Task brief
Will you output all of the data below exactly, omitting the images?
====== Dataset records ======
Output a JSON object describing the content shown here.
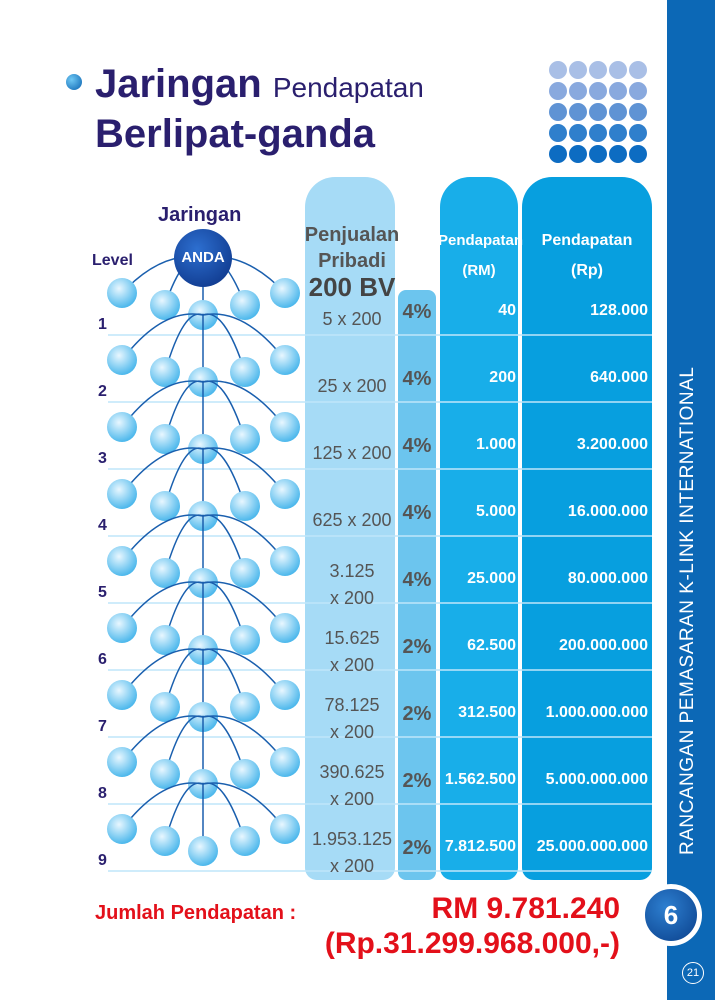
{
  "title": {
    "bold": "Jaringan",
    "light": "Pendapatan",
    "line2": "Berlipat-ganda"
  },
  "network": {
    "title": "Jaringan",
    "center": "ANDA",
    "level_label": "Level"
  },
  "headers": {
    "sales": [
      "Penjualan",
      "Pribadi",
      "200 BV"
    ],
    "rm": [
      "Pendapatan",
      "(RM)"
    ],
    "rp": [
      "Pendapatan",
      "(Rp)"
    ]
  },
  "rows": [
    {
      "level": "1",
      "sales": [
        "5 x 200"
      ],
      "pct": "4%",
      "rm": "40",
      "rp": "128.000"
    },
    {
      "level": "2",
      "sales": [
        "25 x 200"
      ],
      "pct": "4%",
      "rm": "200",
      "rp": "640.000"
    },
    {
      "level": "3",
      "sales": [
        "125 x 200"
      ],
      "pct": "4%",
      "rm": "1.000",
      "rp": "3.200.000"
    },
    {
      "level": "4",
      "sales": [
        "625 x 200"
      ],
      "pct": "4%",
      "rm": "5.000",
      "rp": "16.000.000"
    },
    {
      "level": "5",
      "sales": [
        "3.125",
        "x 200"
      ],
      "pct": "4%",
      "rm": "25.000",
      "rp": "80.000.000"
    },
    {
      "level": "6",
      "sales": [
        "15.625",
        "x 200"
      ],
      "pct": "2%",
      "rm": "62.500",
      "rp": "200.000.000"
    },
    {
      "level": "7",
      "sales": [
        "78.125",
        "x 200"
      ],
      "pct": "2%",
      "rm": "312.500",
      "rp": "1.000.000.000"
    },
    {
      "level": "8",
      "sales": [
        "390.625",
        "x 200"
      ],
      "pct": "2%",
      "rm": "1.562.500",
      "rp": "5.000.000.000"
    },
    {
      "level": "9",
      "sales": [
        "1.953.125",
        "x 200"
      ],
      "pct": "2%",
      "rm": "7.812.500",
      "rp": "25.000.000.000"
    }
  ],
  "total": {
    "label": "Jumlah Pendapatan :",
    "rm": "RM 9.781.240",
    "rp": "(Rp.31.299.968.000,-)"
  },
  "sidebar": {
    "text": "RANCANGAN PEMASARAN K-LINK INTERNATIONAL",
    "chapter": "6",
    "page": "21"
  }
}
======
Task answer
Output a JSON object describing the content shown here.
{
  "title": {
    "bold": "Jaringan",
    "light": "Pendapatan",
    "line2": "Berlipat-ganda"
  },
  "network": {
    "title": "Jaringan",
    "center": "ANDA",
    "level_label": "Level"
  },
  "headers": {
    "sales": [
      "Penjualan",
      "Pribadi",
      "200 BV"
    ],
    "rm": [
      "Pendapatan",
      "(RM)"
    ],
    "rp": [
      "Pendapatan",
      "(Rp)"
    ]
  },
  "rows": [
    {
      "level": "1",
      "sales": [
        "5 x 200"
      ],
      "pct": "4%",
      "rm": "40",
      "rp": "128.000"
    },
    {
      "level": "2",
      "sales": [
        "25 x 200"
      ],
      "pct": "4%",
      "rm": "200",
      "rp": "640.000"
    },
    {
      "level": "3",
      "sales": [
        "125 x 200"
      ],
      "pct": "4%",
      "rm": "1.000",
      "rp": "3.200.000"
    },
    {
      "level": "4",
      "sales": [
        "625 x 200"
      ],
      "pct": "4%",
      "rm": "5.000",
      "rp": "16.000.000"
    },
    {
      "level": "5",
      "sales": [
        "3.125",
        "x 200"
      ],
      "pct": "4%",
      "rm": "25.000",
      "rp": "80.000.000"
    },
    {
      "level": "6",
      "sales": [
        "15.625",
        "x 200"
      ],
      "pct": "2%",
      "rm": "62.500",
      "rp": "200.000.000"
    },
    {
      "level": "7",
      "sales": [
        "78.125",
        "x 200"
      ],
      "pct": "2%",
      "rm": "312.500",
      "rp": "1.000.000.000"
    },
    {
      "level": "8",
      "sales": [
        "390.625",
        "x 200"
      ],
      "pct": "2%",
      "rm": "1.562.500",
      "rp": "5.000.000.000"
    },
    {
      "level": "9",
      "sales": [
        "1.953.125",
        "x 200"
      ],
      "pct": "2%",
      "rm": "7.812.500",
      "rp": "25.000.000.000"
    }
  ],
  "total": {
    "label": "Jumlah Pendapatan :",
    "rm": "RM 9.781.240",
    "rp": "(Rp.31.299.968.000,-)"
  },
  "sidebar": {
    "text": "RANCANGAN PEMASARAN K-LINK INTERNATIONAL",
    "chapter": "6",
    "page": "21"
  }
}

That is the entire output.